◆ Ausgewählte Textstelle:

____________

Von Moritz Börner | 11.04.2018
    Eine Frau arbeitet am 05.07.2015 in Stuttgart (Baden-Württemberg) in einem Homeoffice.
    Schularbeiten zu Hause korrigieren: Das könnte bald aufgrund einer neuen Dienstanweisung für Lehrer in NRW der Vergangenheit angehören (dpa / Daniel Naupold)
    Stapelweise Klausuren hat Björn Rützenhoff regelmäßig bei sich zu Hause auf dem Schreibtisch liegen. Der 45-Jährige unterrichtet Chemie und Englisch an einem Berufskolleg in Marl. Bisher war es für ihn normal, auf seinem Privatrechner zu Hause die Noten in Exceltabellen einzutragen. Doch die neue Dienstanweisung der Landesregierung verunsichert ihn. Sie ist so umfangreich, dass Björn Rützenhoff befürchtet, nicht alle Vorgaben einhalten zu können:
    "Dann muss ich tatsächlich wieder zu Stift und Block zurückkehren. Das heißt, ich würde dann Noten, die ich jetzt bei Klausuren und Klassenarbeiten ermittle, nicht mehr auf einer Exceltabelle ermitteln können, sondern tatsächlich wieder wie das früher auch war, mit Stift und Block auf einer Liste mit Papier."
    Um Daten wie Schulnoten zu Hause bearbeiten zu dürfen, brauchten Lehrer schon immer eine Genehmigung. Doch die bisherigen Bestimmungen stammten aus der Zeit vor der Jahrtausendwende, also lange bevor es Cloud–Speicherdienste oder soziale Netzwerke gab. Die neue Dienstanweisung regelt jetzt bis ins Detail, was erlaubt ist und was nicht. So müssen die gespeicherten Daten verschlüsselt werden, eine Firewall, ein Virenschutzprogramm und regelmäßige Back-ups sind Pflicht. Die meisten Cloudspeicherdienste dürfen nicht genutzt werden, auch soziale Netzwerke wie WhatsApp sind mit dem Datenschutz kaum vereinbar. So heißt es in der Dienstanweisung:
    "Bei Nutzung von Schnittstellen zu schulischer IT-Infrastruktur, die einen direkten Zugriff digitaler Endgeräte auf personenbezogene Daten aus der Schule erlauben, ist sicherzustellen, dass andere auf dem angebundenen Endgerät installierte Anwendungen keinen Zugriff auf diese Daten haben können. Beispiel: Zugriff von WhatsApp auf das Adressbuch. Im Zweifelsfall ist von der Nutzung der der Anwendung abzusehen."

____________

◆ Daten:
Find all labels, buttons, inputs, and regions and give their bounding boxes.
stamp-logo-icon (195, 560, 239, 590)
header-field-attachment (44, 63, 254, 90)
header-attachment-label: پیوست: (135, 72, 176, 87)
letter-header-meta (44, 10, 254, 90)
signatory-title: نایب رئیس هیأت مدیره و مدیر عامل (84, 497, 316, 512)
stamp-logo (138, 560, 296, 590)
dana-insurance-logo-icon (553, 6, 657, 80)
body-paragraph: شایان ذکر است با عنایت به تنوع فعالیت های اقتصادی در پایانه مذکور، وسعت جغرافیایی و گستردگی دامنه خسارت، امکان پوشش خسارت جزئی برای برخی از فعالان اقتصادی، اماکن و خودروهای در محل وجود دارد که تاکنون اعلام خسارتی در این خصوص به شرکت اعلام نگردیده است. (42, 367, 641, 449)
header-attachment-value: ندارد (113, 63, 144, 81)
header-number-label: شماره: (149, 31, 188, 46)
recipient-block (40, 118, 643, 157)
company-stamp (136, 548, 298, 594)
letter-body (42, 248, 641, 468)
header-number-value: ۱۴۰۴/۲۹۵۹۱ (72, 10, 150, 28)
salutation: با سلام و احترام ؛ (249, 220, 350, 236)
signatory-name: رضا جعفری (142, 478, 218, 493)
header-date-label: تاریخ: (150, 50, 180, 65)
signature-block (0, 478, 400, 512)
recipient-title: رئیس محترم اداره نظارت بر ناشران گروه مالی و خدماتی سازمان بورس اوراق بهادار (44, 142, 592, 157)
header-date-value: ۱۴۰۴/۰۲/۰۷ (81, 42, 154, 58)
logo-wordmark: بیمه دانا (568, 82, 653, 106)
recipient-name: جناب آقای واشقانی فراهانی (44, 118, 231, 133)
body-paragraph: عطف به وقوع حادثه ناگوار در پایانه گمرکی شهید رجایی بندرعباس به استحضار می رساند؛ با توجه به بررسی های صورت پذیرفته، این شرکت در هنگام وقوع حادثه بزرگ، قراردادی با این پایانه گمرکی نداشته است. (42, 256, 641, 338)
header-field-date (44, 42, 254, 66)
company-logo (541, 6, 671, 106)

____________

◆ Aufgaben:
**a.** Übersetze diesen Satz aus dem Bericht über die neue Dienstanweisung für Lehrer in NRW ins Englische: „Der 45-Jährige unterrichtet Chemie und Englisch an einem Berufskolleg in Marl.“
**b.** Führe den Bericht über die neue Dienstanweisung für Lehrer in NRW nach seinem letzten Satz weiter.

◆ Lösungen:
**a.** The 45-year-old teaches chemistry and English at a vocational college in Marl.

**b.**
    Lehrer könnten haftbar gemacht werden
    Sollten Lehrer wie Björn Rützenhoff gegen die Sicherheitsauflagen verstoßen, dann könnten sie haftbar gemacht werden, wenn sensible Daten verloren gehen. Für Rützenhoff sind es deutlich zu viele Auflagen, er will die Dienstanweisung deswegen nicht unterschreiben. Das heißt, in Zukunft wird er seinen Notizblock mit in die Schule nehmen müssen und die Ergebnisse dort in einen PC eingeben:
    "Von diesen Verwaltungsrechnern gibt es nicht so viele, dass jetzt 170 Kollegen da rund um die Uhr eintragen könnten, sondern man müsste man sich das schon aufteilen, vor allem wenn es in Richtung Zeugnisnoten geht.
    Das könnte dann dazu führen, dass entsprechend lange Schlangen entstehen und man dann von diesen Verwaltungsrechnern in diesem Netzwerk mehr Rechner bräuchte."
    Kritik von Gewerkschaft Erziehung und Wissenschaft (GEW)
    Die Gewerkschaft Erziehung und Wissenschaft findet zwar gut, dass die Landesregierung mit der Dienstanweisung den Datenschutz stärkt. Maike Finnern von der GEW kritisiert aber, dass die Landesregierung die Verantwortung für den Datenschutz auf die Lehrer und die Schulen abwälze. Dabei könne die Lösung ganz einfach sein:
    "Wenn man ehrlich ist, kann das Problem Datenschutz nur gelöst werden, wenn es dienstliche Endgeräte gibt oder ausreichend Geräte in der Schule, das geht ja auch. Aber auf jeden Fall muss genügend Geräte geben, dienstliche Geräte, an denen die Kollegen arbeiten können, und die auch entsprechend wirklich gewartet und aktuell gehalten werden."
    Ein Dienst – Notebook für jeden Lehrer, das ist natürlich vor allem eine Frage des Geldes.
    "Da muss man auch überlegen, wer es denn bezahlt, das Land oder die Kommune, Schulträger beziehungsweise Arbeitgeber, das ist alles nicht geklärt."
    NRW-Schulministerium will sich vorerst nicht äußern
    Das NRW–Schulministerium, dass sich unter der schwarz–gelben Landesregierung ja eigentlich die Digitalisierung der Schulen auf die Fahnen geschrieben hat, will sich zur aktuellen Kritik der Lehrer erst einmal nicht äußern. In zwei Wochen gibt es aber ein Treffen mit allen Beteiligten, dann wird auch darüber diskutiert, ob mehr Dienstrechner bezahlbar sind.